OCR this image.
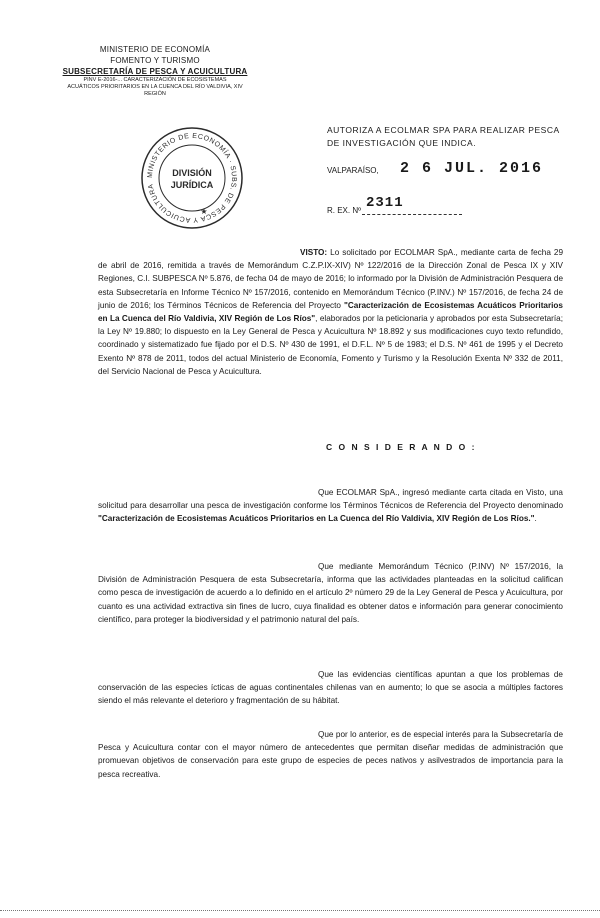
MINISTERIO DE ECONOMÍA
FOMENTO Y TURISMO
SUBSECRETARÍA DE PESCA Y ACUICULTURA
PINV E-2016-... CARACTERIZACIÓN DE ECOSISTEMAS
ACUÁTICOS PRIORITARIOS EN LA CUENCA DEL RÍO VALDIVIA, XIV
REGIÓN
MINISTERIO DE ECONOMÍA · SUBS. DE PESCA Y ACUICULTURA
DIVISIÓN
JURÍDICA
★
AUTORIZA A ECOLMAR SPA PARA REALIZAR PESCA DE INVESTIGACIÓN QUE INDICA.
VALPARAÍSO, 2 6 JUL. 2016
R. EX. Nº 2311
VISTO: Lo solicitado por ECOLMAR SpA., mediante carta de fecha 29 de abril de 2016, remitida a través de Memorándum C.Z.P.IX-XIV) Nº 122/2016 de la Dirección Zonal de Pesca IX y XIV Regiones, C.I. SUBPESCA Nº 5.876, de fecha 04 de mayo de 2016; lo informado por la División de Administración Pesquera de esta Subsecretaría en Informe Técnico Nº 157/2016, contenido en Memorándum Técnico (P.INV.) Nº 157/2016, de fecha 24 de junio de 2016; los Términos Técnicos de Referencia del Proyecto "Caracterización de Ecosistemas Acuáticos Prioritarios en La Cuenca del Río Valdivia, XIV Región de Los Ríos", elaborados por la peticionaria y aprobados por esta Subsecretaría; la Ley Nº 19.880; lo dispuesto en la Ley General de Pesca y Acuicultura Nº 18.892 y sus modificaciones cuyo texto refundido, coordinado y sistematizado fue fijado por el D.S. Nº 430 de 1991, el D.F.L. Nº 5 de 1983; el D.S. Nº 461 de 1995 y el Decreto Exento Nº 878 de 2011, todos del actual Ministerio de Economía, Fomento y Turismo y la Resolución Exenta Nº 332 de 2011, del Servicio Nacional de Pesca y Acuicultura.
C O N S I D E R A N D O :
Que ECOLMAR SpA., ingresó mediante carta citada en Visto, una solicitud para desarrollar una pesca de investigación conforme los Términos Técnicos de Referencia del Proyecto denominado "Caracterización de Ecosistemas Acuáticos Prioritarios en La Cuenca del Río Valdivia, XIV Región de Los Ríos.".
Que mediante Memorándum Técnico (P.INV) Nº 157/2016, la División de Administración Pesquera de esta Subsecretaría, informa que las actividades planteadas en la solicitud califican como pesca de investigación de acuerdo a lo definido en el artículo 2º número 29 de la Ley General de Pesca y Acuicultura, por cuanto es una actividad extractiva sin fines de lucro, cuya finalidad es obtener datos e información para generar conocimiento científico, para proteger la biodiversidad y el patrimonio natural del país.
Que las evidencias científicas apuntan a que los problemas de conservación de las especies ícticas de aguas continentales chilenas van en aumento; lo que se asocia a múltiples factores siendo el más relevante el deterioro y fragmentación de su hábitat.
Que por lo anterior, es de especial interés para la Subsecretaría de Pesca y Acuicultura contar con el mayor número de antecedentes que permitan diseñar medidas de administración que promuevan objetivos de conservación para este grupo de especies de peces nativos y asilvestrados de importancia para la pesca recreativa.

..............................

• [Task objective] Across the preceding material, how many lines contain the word "conservación"? State the number alone.

• [Exercise response] 2